Extract:
A lightweight, grounding clamp assembly utilizes a grounding stud for rigid mounting on an electrical device and incorporates nondeformable, stud-engaging bight which renders the assembly capable of safely conducting extremely high fault currents in the order of 100,000 amps or more. The bight forms a part of an open-ended passage extending through the clamp body which passage is completely encircled by the body to resist distortion of the bight under the influence of high fault currents. In preferred embodiments, the passage has a keyhole-shaped cross-section and the stud is configured to be complementally received and retained within the neck of the keyhole.
|
1. A grounding clamp assembly for releasably coupling a ground cable with an electrical device in environments where high fault currents may be experienced, said assembly including:
a rigid, generally annular body defining a central, open-ended passage; means attaching said cable to the body; a male member adapted to be mounted on said device in outwardly projecting relation thereto, said passage including a bight adapted to receive and grippingly engage said member; and means for selectively biasing the member against said bight to form a secure connection between said body and the member, said body fully circumscribing said passage, the latter having a transverse cross-section presenting a continuous periphery for resisting distortion of the member-engaging bight when high fault currents are conducted to the assembly, the cross-section of said passage including a keyhole-shaped portion having a head zone and neck zone of smaller cross-sectional area than said head zone, said bight forming a part of said neck zone, said member including a shank configured to be received within said neck zone and an enlarged shoulder on one end of said shank for locking said body onto said shank when the latter is disposed within the neck zone.
3. The invention of
|
This invention relates to grounding equipment in general and particularly concerns improved high fault current-rated grounding clamps intended for use in providing a safety ground for high voltage stations equipment when the latter is deenergized for maintenance.
When servicing deenergized high voltage electrical transmission and distribution equipment, it is necessary to ground the latter in order that maintenance workmen be protected against fault currents or inadvertent energizing of the equipment. Conventional grounding equipment for this purpose typically employs a grounding cable and a quick release clamp for removably coupling the cable to the electrical equipment.
While many types of grounding clamps are known in the art, heavy duty high fault current-rated clamps are almost universally of the C-type resembling in many respects the basic mehcanical C-clamp. Presently, these heavy duty clamps have a maximum fault current rating of 40,000 to 70,000 amps for 15 cycles. Beyond such fault currents, the extreme heat and tremendous electromagnetic forces produced by the high amperage combine to cause deflection of the C-clamped body such that its grip on the conductor is loosened, ultimately resulting in a failure of the clamp.

Exercise input:
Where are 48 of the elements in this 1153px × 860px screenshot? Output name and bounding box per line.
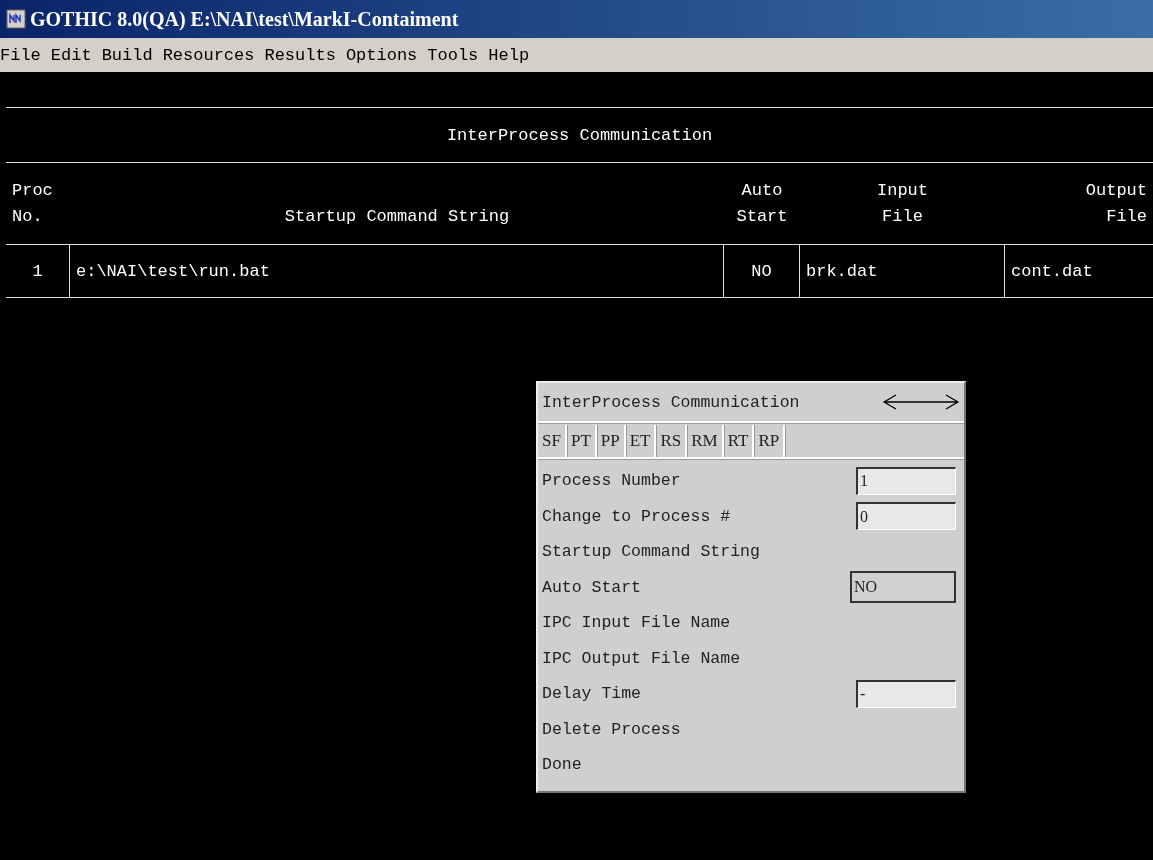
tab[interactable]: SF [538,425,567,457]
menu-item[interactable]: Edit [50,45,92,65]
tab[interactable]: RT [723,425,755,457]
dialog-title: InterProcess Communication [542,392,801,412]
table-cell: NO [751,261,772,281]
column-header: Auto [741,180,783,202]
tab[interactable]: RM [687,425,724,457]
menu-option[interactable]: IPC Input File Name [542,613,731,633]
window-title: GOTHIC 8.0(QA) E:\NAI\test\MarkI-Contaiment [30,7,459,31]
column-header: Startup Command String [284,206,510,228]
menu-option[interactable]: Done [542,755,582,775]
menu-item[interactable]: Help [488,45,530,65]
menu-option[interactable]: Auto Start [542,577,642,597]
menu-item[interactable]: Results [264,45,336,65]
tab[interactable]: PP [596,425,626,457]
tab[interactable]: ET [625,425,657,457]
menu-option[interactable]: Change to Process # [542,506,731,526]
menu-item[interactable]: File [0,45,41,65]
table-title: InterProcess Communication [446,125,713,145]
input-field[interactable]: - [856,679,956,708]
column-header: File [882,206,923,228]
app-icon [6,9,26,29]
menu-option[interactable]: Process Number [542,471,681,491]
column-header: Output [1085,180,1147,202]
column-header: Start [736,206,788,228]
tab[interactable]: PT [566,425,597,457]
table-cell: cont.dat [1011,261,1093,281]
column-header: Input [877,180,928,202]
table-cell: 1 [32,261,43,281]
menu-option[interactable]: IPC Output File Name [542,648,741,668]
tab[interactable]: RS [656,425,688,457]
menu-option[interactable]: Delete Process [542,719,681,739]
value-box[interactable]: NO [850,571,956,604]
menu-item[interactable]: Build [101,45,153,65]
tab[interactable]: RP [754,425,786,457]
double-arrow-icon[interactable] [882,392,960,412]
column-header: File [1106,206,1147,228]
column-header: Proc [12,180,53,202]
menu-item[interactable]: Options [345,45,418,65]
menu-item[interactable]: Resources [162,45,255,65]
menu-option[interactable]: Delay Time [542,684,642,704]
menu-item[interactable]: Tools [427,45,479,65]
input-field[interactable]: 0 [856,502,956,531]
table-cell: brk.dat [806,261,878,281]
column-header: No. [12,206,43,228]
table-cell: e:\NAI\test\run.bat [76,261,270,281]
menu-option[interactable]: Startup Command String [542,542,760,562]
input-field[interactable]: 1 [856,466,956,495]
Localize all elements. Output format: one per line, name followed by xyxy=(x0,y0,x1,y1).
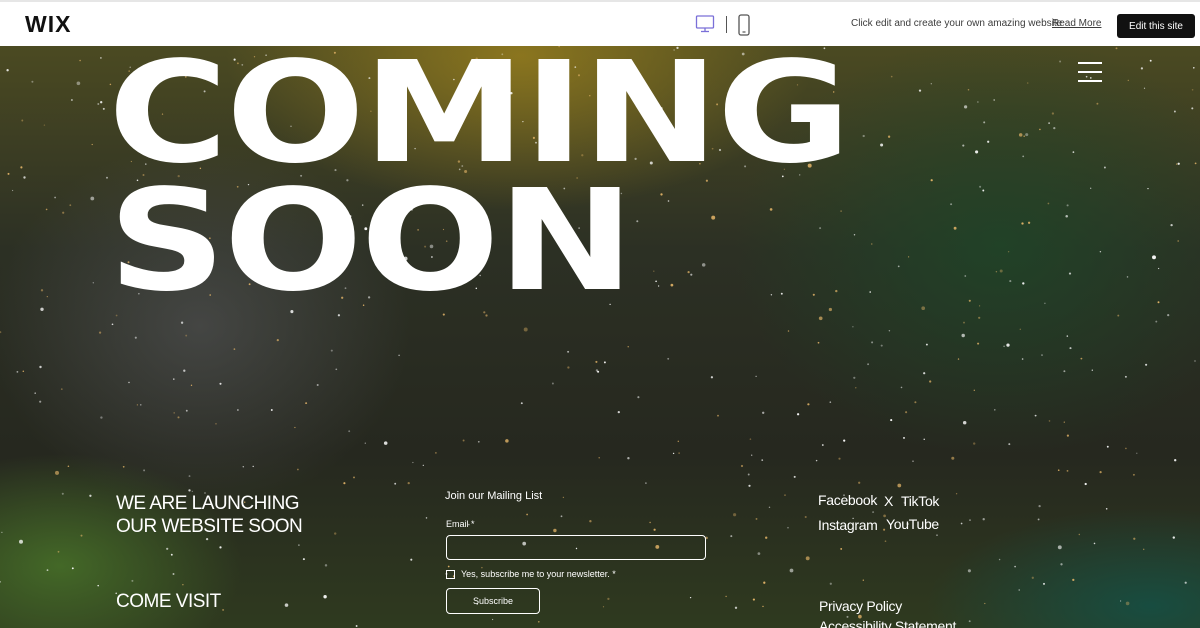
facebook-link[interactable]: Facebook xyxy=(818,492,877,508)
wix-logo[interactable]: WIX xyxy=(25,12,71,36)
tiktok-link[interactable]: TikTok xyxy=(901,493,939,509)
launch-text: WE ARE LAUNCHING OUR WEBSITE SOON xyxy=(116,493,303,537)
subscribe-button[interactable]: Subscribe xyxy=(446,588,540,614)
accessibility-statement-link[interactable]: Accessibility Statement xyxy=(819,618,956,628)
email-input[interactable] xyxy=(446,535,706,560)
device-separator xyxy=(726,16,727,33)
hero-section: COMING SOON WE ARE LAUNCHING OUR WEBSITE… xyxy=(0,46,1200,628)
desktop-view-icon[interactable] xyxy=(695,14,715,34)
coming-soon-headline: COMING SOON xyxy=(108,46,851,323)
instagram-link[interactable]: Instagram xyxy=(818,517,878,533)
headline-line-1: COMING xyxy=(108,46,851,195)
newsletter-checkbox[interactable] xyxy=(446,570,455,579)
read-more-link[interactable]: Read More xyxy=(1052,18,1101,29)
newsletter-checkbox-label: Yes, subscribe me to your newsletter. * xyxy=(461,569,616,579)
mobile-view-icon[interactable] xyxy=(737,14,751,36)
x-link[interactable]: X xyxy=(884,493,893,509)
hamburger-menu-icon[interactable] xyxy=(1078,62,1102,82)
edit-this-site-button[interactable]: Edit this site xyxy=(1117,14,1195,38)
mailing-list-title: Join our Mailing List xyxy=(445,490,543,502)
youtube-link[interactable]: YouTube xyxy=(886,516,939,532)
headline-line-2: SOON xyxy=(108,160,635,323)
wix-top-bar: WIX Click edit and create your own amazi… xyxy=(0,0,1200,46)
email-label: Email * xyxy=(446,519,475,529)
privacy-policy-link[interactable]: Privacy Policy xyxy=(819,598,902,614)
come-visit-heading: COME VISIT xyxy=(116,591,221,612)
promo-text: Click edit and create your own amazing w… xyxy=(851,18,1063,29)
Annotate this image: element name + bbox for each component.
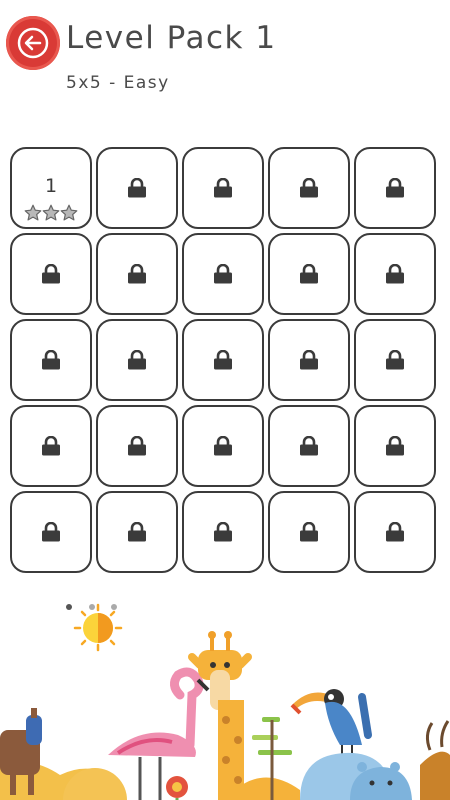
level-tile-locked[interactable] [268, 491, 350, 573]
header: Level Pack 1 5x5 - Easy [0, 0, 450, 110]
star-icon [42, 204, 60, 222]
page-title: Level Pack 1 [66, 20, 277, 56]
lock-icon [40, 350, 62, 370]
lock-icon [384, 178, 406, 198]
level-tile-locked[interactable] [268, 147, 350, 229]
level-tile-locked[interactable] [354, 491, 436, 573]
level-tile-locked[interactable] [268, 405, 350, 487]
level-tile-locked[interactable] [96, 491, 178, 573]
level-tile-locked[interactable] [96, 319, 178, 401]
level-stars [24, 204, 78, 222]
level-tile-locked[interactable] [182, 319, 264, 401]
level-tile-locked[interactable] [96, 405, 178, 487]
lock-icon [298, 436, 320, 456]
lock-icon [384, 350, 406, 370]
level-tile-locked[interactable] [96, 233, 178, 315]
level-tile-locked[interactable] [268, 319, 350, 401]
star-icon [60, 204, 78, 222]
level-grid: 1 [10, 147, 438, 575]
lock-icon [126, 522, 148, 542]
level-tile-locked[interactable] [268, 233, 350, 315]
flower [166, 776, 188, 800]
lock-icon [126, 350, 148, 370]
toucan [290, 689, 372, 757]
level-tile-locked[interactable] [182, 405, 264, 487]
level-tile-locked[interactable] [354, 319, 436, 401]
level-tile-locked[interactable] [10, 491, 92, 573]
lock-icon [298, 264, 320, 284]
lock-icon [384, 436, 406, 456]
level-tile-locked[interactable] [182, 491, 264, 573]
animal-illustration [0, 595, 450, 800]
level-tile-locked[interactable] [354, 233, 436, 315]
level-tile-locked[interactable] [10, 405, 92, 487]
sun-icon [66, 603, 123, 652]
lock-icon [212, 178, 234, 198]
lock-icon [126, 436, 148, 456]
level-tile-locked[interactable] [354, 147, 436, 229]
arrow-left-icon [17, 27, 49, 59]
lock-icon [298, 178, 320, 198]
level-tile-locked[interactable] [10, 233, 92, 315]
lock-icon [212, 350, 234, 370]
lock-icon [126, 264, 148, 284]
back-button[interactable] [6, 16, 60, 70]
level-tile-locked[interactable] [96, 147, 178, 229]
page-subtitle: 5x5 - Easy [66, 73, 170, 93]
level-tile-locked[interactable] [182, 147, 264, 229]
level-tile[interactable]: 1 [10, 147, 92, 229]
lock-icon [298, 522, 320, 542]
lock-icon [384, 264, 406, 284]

To be done:
• A. Copy out the entries, starting with the line that contains "tab[interactable]: SF [538,425,567,457]" and going on through the line that contains "table-cell: 1 [32,261,43,281]".
• B. Continue the grounding clamp text from the point where it stops.
The grounding clamp text and the entries have no connection to each other.

Task answers:
• A.
tab[interactable]: SF [538,425,567,457]
menu-item[interactable]: Edit [50,45,92,65]
tab[interactable]: RT [723,425,755,457]
dialog-title: InterProcess Communication [542,392,801,412]
table-cell: NO [751,261,772,281]
column-header: Auto [741,180,783,202]
tab[interactable]: RM [687,425,724,457]
menu-option[interactable]: IPC Input File Name [542,613,731,633]
window-title: GOTHIC 8.0(QA) E:\NAI\test\MarkI-Contaiment [30,7,459,31]
column-header: Startup Command String [284,206,510,228]
menu-option[interactable]: Done [542,755,582,775]
menu-item[interactable]: Help [488,45,530,65]
menu-option[interactable]: Auto Start [542,577,642,597]
menu-item[interactable]: Results [264,45,336,65]
tab[interactable]: PP [596,425,626,457]
tab[interactable]: ET [625,425,657,457]
menu-option[interactable]: Change to Process # [542,506,731,526]
menu-item[interactable]: File [0,45,41,65]
table-title: InterProcess Communication [446,125,713,145]
input-field[interactable]: - [856,679,956,708]
column-header: File [882,206,923,228]
app-icon [6,9,26,29]
menu-option[interactable]: Process Number [542,471,681,491]
column-header: Output [1085,180,1147,202]
column-header: Start [736,206,788,228]
tab[interactable]: PT [566,425,597,457]
table-cell: cont.dat [1011,261,1093,281]
column-header: Input [877,180,928,202]
table-cell: 1 [32,261,43,281]

• B.
This problem is magnified by virtue of the fact that the clamps must be relatively lightweight to enable their installation and removal with conventional hot line tools. Consequently, higher fault current ratings for such clamps cannot be obtained by simply making larger and larger C-clamps inasmuch as weight becomes a critical factor. Thus, grounding clamps of known design are limited to a maximum rating of around 70,000 amps as mentioned hereinabove. However, with the increased fault currents now available in electrical transmission and distribution systems, it is desirable from a safety standpoint to provide a grounding system having as high a fault current rating as possible, yet still being easily installed and removed.
Accordingly, it is an important object of the present invention to provide a lightweight grounding clamp assembly having an increased fault current rating over grounding clamps known in the art.
In accordance with the foregoing objects, it is a further important object of the instant invention to provide a grounding clamp having a nondeformable body, thereby overcoming the problem of clamp release incident to deformation caused by extremely high fault currents.
It is yet another important object of my invention to provide a grounding clamp having a keyhole-shaped passage formed therein adapted to complementally receive a grounding stud to form a positive, yet easily released, coupling between the grounding clamp and the electrical device.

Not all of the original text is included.